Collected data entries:
━━━━━━━━━━━━━━━━━━━━━━━━━━━━━━

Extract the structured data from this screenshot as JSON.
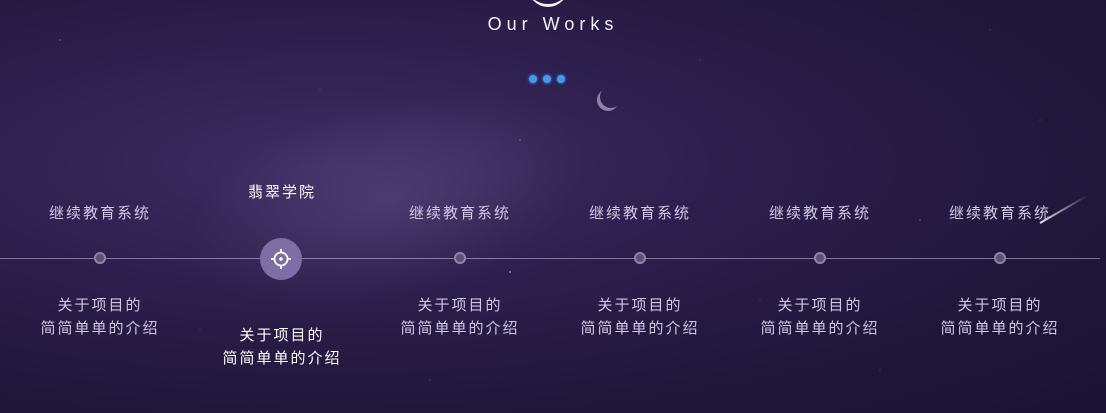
{
  "header": {
    "subtitle": "Our Works"
  },
  "pager": {
    "count": 3,
    "color": "#3f9bf0"
  },
  "timeline": {
    "active_index": 1,
    "items": [
      {
        "name": "继续教育系统",
        "desc_line1": "关于项目的",
        "desc_line2": "简简单单的介绍"
      },
      {
        "name": "翡翠学院",
        "desc_line1": "关于项目的",
        "desc_line2": "简简单单的介绍"
      },
      {
        "name": "继续教育系统",
        "desc_line1": "关于项目的",
        "desc_line2": "简简单单的介绍"
      },
      {
        "name": "继续教育系统",
        "desc_line1": "关于项目的",
        "desc_line2": "简简单单的介绍"
      },
      {
        "name": "继续教育系统",
        "desc_line1": "关于项目的",
        "desc_line2": "简简单单的介绍"
      },
      {
        "name": "继续教育系统",
        "desc_line1": "关于项目的",
        "desc_line2": "简简单单的介绍"
      }
    ]
  },
  "icons": {
    "active_node": "crosshair-icon",
    "moon": "crescent-moon-icon"
  },
  "colors": {
    "accent": "#3f9bf0",
    "active_node": "#7d6ea5",
    "background": "#2d1f4d"
  }
}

━━━━━━━━━━━━━━━━━━━━━━━━━━━━━━

Written problem: Reproduce the listing word for word and omit its pictures.

Answer for the task:
Extract the structured data from this screenshot as JSON.
{
  "header": {
    "subtitle": "Our Works"
  },
  "pager": {
    "count": 3,
    "color": "#3f9bf0"
  },
  "timeline": {
    "active_index": 1,
    "items": [
      {
        "name": "继续教育系统",
        "desc_line1": "关于项目的",
        "desc_line2": "简简单单的介绍"
      },
      {
        "name": "翡翠学院",
        "desc_line1": "关于项目的",
        "desc_line2": "简简单单的介绍"
      },
      {
        "name": "继续教育系统",
        "desc_line1": "关于项目的",
        "desc_line2": "简简单单的介绍"
      },
      {
        "name": "继续教育系统",
        "desc_line1": "关于项目的",
        "desc_line2": "简简单单的介绍"
      },
      {
        "name": "继续教育系统",
        "desc_line1": "关于项目的",
        "desc_line2": "简简单单的介绍"
      },
      {
        "name": "继续教育系统",
        "desc_line1": "关于项目的",
        "desc_line2": "简简单单的介绍"
      }
    ]
  },
  "icons": {
    "active_node": "crosshair-icon",
    "moon": "crescent-moon-icon"
  },
  "colors": {
    "accent": "#3f9bf0",
    "active_node": "#7d6ea5",
    "background": "#2d1f4d"
  }
}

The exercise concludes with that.